Put every line of the items below into a JSON list of strings, one string per line, skipping blank lines. Leave the pictures out of the list.

Layout dataset entries

'''

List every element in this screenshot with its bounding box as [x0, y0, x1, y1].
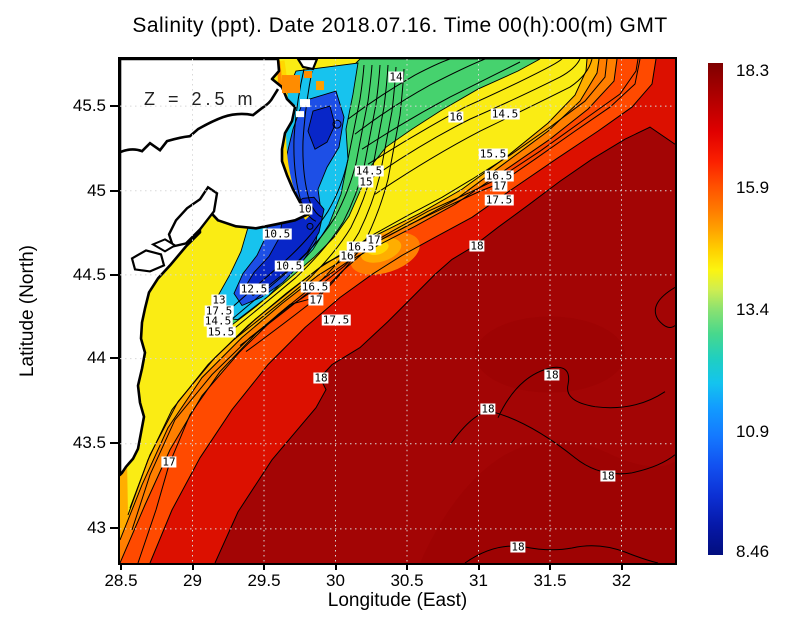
y-tick-mark [110, 273, 118, 276]
x-tick-mark [120, 563, 122, 570]
x-tick-label: 31 [469, 571, 488, 590]
x-tick-label: 29.5 [247, 571, 281, 590]
contour-label: 10.5 [274, 259, 304, 273]
contour-label: 10.5 [262, 227, 292, 241]
contour-label: 16 [448, 110, 464, 124]
contour-label: 13 [211, 293, 227, 307]
contour-label: 14 [388, 70, 404, 84]
y-tick-label: 43 [87, 518, 106, 537]
x-tick-mark [334, 563, 337, 570]
contour-label: 16 [339, 249, 355, 263]
contour-label: 18 [544, 368, 560, 382]
contour-label: 17.5 [204, 304, 234, 318]
x-tick-mark [191, 563, 194, 570]
y-tick-label: 45.5 [72, 96, 106, 115]
y-tick-label: 44.5 [72, 264, 106, 284]
x-tick-label: 31.5 [533, 571, 567, 590]
map-plot-area: Z = 2.5 m 14 16 14.5 15.5 16.5 17 17.5 18 14.5 15… [118, 57, 677, 565]
y-axis-title: Latitude (North) [17, 245, 38, 378]
contour-label: 14.5 [490, 107, 520, 121]
depth-annotation: Z = 2.5 m [144, 89, 257, 109]
contour-label: 16.5 [346, 240, 376, 254]
x-tick-mark [620, 563, 623, 570]
contour-label: 14.5 [203, 314, 233, 328]
colorbar-tick-label: 8.46 [736, 542, 770, 561]
contour-label: 14.5 [354, 164, 384, 178]
y-tick-label: 43.5 [72, 433, 106, 452]
x-tick-label: 29 [183, 571, 202, 590]
x-tick-label: 28.5 [104, 571, 138, 590]
x-tick-label: 32 [612, 571, 631, 590]
x-tick-mark [477, 563, 480, 570]
contour-label: 15.5 [206, 325, 236, 339]
contour-label: 17 [161, 455, 177, 469]
colorbar-tick-label: 10.9 [736, 422, 770, 441]
x-tick-mark [549, 563, 551, 570]
y-tick-mark [110, 527, 118, 529]
contour-label: 18 [313, 371, 329, 385]
y-tick-mark [110, 357, 118, 359]
x-tick-mark [406, 563, 408, 570]
colorbar-tick-label: 18.3 [736, 61, 770, 80]
salinity-contour-map [120, 59, 675, 563]
chart-title: Salinity (ppt). Date 2018.07.16. Time 00… [132, 14, 668, 37]
contour-label: 18 [510, 540, 526, 554]
x-axis-title: Longitude (East) [327, 590, 468, 611]
contour-label: 15 [358, 175, 374, 189]
contour-label: 17 [308, 293, 324, 307]
y-tick-label: 45 [87, 180, 106, 200]
contour-label: 16.5 [484, 169, 514, 183]
x-tick-label: 30.5 [390, 571, 424, 590]
contour-label: 18 [600, 469, 616, 483]
x-tick-mark [263, 563, 265, 570]
y-tick-mark [110, 442, 118, 444]
contour-label: 10 [297, 202, 313, 216]
y-tick-mark [110, 189, 118, 192]
contour-label: 12.5 [239, 282, 269, 296]
colorbar-tick-label: 15.9 [736, 178, 770, 197]
contour-label: 17 [366, 233, 382, 247]
colorbar [708, 63, 723, 555]
contour-label: 16.5 [300, 280, 330, 294]
contour-label: 18 [480, 402, 496, 416]
contour-label: 17.5 [484, 193, 514, 207]
contour-label: 17.5 [321, 313, 351, 327]
y-tick-mark [110, 105, 118, 107]
contour-label: 15.5 [478, 147, 508, 161]
x-tick-label: 30 [326, 571, 345, 590]
contour-label: 17 [492, 179, 508, 193]
colorbar-tick-label: 13.4 [736, 300, 770, 319]
contour-label: 18 [469, 239, 485, 253]
y-tick-label: 44 [87, 348, 106, 367]
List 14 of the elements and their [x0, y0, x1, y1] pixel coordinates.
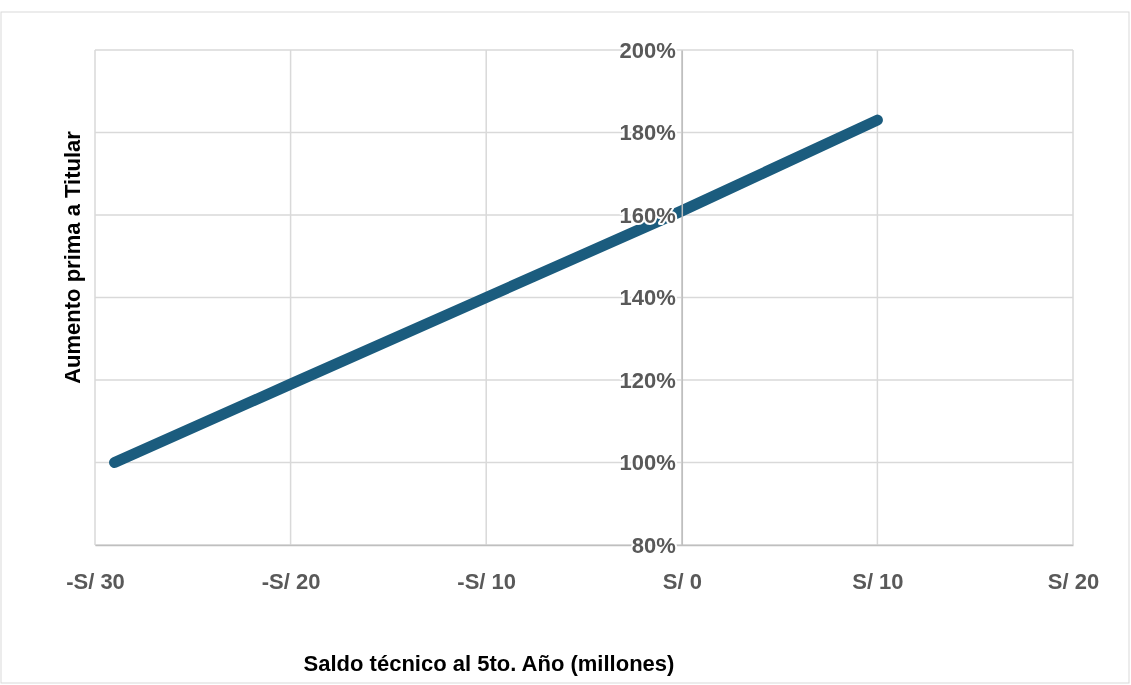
- y-tick-label: 120%: [619, 367, 676, 393]
- y-tick-label: 140%: [619, 285, 676, 311]
- y-tick-label: 200%: [619, 37, 676, 63]
- x-tick-label: S/ 10: [852, 568, 904, 594]
- x-axis-title: Saldo técnico al 5to. Año (millones): [303, 651, 675, 676]
- x-tick-label: -S/ 20: [261, 568, 321, 594]
- x-tick-label: S/ 20: [1047, 568, 1100, 594]
- x-tick-label: -S/ 30: [66, 568, 125, 594]
- x-tick-label: -S/ 10: [457, 568, 517, 594]
- y-tick-label: 180%: [619, 120, 676, 146]
- y-tick-label: 100%: [619, 450, 676, 476]
- x-tick-label: S/ 0: [662, 568, 702, 594]
- y-axis-title: Aumento prima a Titular: [60, 130, 85, 384]
- y-tick-label: 80%: [631, 532, 676, 558]
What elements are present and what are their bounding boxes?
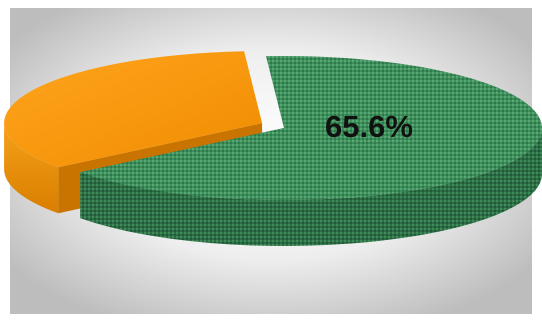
pie-slice-1-side — [80, 128, 542, 247]
pie-slice-2-top — [4, 51, 263, 168]
data-label-slice-1: 65.6% — [325, 109, 413, 144]
pie-slice-1-top — [80, 56, 542, 200]
pie-slice-1 — [80, 56, 542, 247]
slices-group — [4, 51, 542, 247]
pie-slice-2-side — [4, 123, 59, 214]
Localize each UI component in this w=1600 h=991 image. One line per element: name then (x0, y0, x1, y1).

'''

### SOLUTION:
[
  "List every element in this screenshot with its bounding box as [x0, y0, x1, y1].",
  "y-tick-mark [110, 273, 118, 276]",
  "x-tick-mark [120, 563, 122, 570]",
  "x-tick-label: 31 [469, 571, 488, 590]",
  "x-tick-label: 29.5 [247, 571, 281, 590]",
  "contour-label: 10.5 [274, 259, 304, 273]",
  "contour-label: 10.5 [262, 227, 292, 241]",
  "contour-label: 16 [448, 110, 464, 124]",
  "contour-label: 13 [211, 293, 227, 307]",
  "contour-label: 14 [388, 70, 404, 84]",
  "y-tick-label: 43 [87, 518, 106, 537]",
  "x-tick-mark [334, 563, 337, 570]",
  "contour-label: 16 [339, 249, 355, 263]",
  "contour-label: 18 [544, 368, 560, 382]",
  "contour-label: 17.5 [204, 304, 234, 318]",
  "x-tick-mark [191, 563, 194, 570]",
  "y-tick-label: 45.5 [72, 96, 106, 115]",
  "y-tick-label: 44.5 [72, 264, 106, 284]",
  "x-tick-label: 31.5 [533, 571, 567, 590]",
  "map-plot-area: Z = 2.5 m 14 16 14.5 15.5 16.5 17 17.5 18 14.5 15… [118, 57, 677, 565]",
  "y-axis-title: Latitude (North) [17, 245, 38, 378]",
  "contour-label: 14.5 [490, 107, 520, 121]",
  "depth-annotation: Z = 2.5 m [144, 89, 257, 109]",
  "contour-label: 16.5 [346, 240, 376, 254]",
  "x-tick-mark [620, 563, 623, 570]",
  "contour-label: 14.5 [203, 314, 233, 328]",
  "colorbar-tick-label: 8.46 [736, 542, 770, 561]",
  "contour-label: 14.5 [354, 164, 384, 178]",
  "y-tick-label: 43.5 [72, 433, 106, 452]",
  "x-tick-label: 29 [183, 571, 202, 590]",
  "x-tick-label: 28.5 [104, 571, 138, 590]",
  "x-tick-label: 32 [612, 571, 631, 590]",
  "x-tick-mark [477, 563, 480, 570]",
  "contour-label: 15.5 [206, 325, 236, 339]",
  "contour-label: 17 [161, 455, 177, 469]",
  "colorbar-tick-label: 10.9 [736, 422, 770, 441]",
  "x-tick-mark [549, 563, 551, 570]",
  "y-tick-mark [110, 527, 118, 529]",
  "contour-label: 18 [313, 371, 329, 385]",
  "y-tick-mark [110, 357, 118, 359]",
  "x-tick-mark [406, 563, 408, 570]",
  "colorbar-tick-label: 18.3 [736, 61, 770, 80]",
  "salinity-contour-map [120, 59, 675, 563]",
  "chart-title: Salinity (ppt). Date 2018.07.16. Time 00… [132, 14, 668, 37]",
  "contour-label: 18 [510, 540, 526, 554]",
  "x-axis-title: Longitude (East) [327, 590, 468, 611]",
  "contour-label: 15 [358, 175, 374, 189]",
  "contour-label: 17 [308, 293, 324, 307]",
  "y-tick-label: 45 [87, 180, 106, 200]",
  "contour-label: 16.5 [484, 169, 514, 183]",
  "x-tick-label: 30.5 [390, 571, 424, 590]",
  "contour-label: 18 [600, 469, 616, 483]",
  "x-tick-mark [263, 563, 265, 570]",
  "y-tick-mark [110, 442, 118, 444]",
  "contour-label: 10 [297, 202, 313, 216]",
  "y-tick-mark [110, 189, 118, 192]",
  "contour-label: 12.5 [239, 282, 269, 296]",
  "colorbar-tick-label: 15.9 [736, 178, 770, 197]",
  "contour-label: 17 [366, 233, 382, 247]",
  "colorbar [708, 63, 723, 555]",
  "contour-label: 16.5 [300, 280, 330, 294]",
  "contour-label: 18 [480, 402, 496, 416]",
  "contour-label: 17.5 [484, 193, 514, 207]",
  "contour-label: 17.5 [321, 313, 351, 327]",
  "y-tick-mark [110, 105, 118, 107]",
  "contour-label: 15.5 [478, 147, 508, 161]",
  "x-tick-label: 30 [326, 571, 345, 590]",
  "contour-label: 17 [492, 179, 508, 193]",
  "colorbar-tick-label: 13.4 [736, 300, 770, 319]",
  "contour-label: 18 [469, 239, 485, 253]",
  "y-tick-label: 44 [87, 348, 106, 367]",
  "List 14 of the elements and their [x0, y0, x1, y1] pixel coordinates.",
  "- y-tick-label: 120%: [619, 367, 676, 393]",
  "- y-tick-label: 140%: [619, 285, 676, 311]",
  "- y-tick-label: 200%: [619, 37, 676, 63]",
  "- x-tick-label: S/ 10: [852, 568, 904, 594]",
  "- x-axis-title: Saldo técnico al 5to. Año (millones): [303, 651, 675, 676]",
  "- x-tick-label: -S/ 20: [261, 568, 321, 594]",
  "- x-tick-label: S/ 20: [1047, 568, 1100, 594]",
  "- x-tick-label: -S/ 30: [66, 568, 125, 594]",
  "- x-tick-label: -S/ 10: [457, 568, 517, 594]",
  "- y-tick-label: 180%: [619, 120, 676, 146]",
  "- y-tick-label: 100%: [619, 450, 676, 476]",
  "- x-tick-label: S/ 0: [662, 568, 702, 594]",
  "- y-axis-title: Aumento prima a Titular: [60, 130, 85, 384]",
  "- y-tick-label: 80%: [631, 532, 676, 558]",
  "What elements are present and what are their bounding boxes?",
  "pie-slice-1-side — [80, 128, 542, 247]",
  "pie-slice-2-top — [4, 51, 263, 168]",
  "data-label-slice-1: 65.6% — [325, 109, 413, 144]",
  "pie-slice-1-top — [80, 56, 542, 200]",
  "pie-slice-1 — [80, 56, 542, 247]",
  "slices-group — [4, 51, 542, 247]",
  "pie-slice-2-side — [4, 123, 59, 214]",
  "Localize each UI component in this w=1600 h=991 image. One line per element: name then (x0, y0, x1, y1)."
]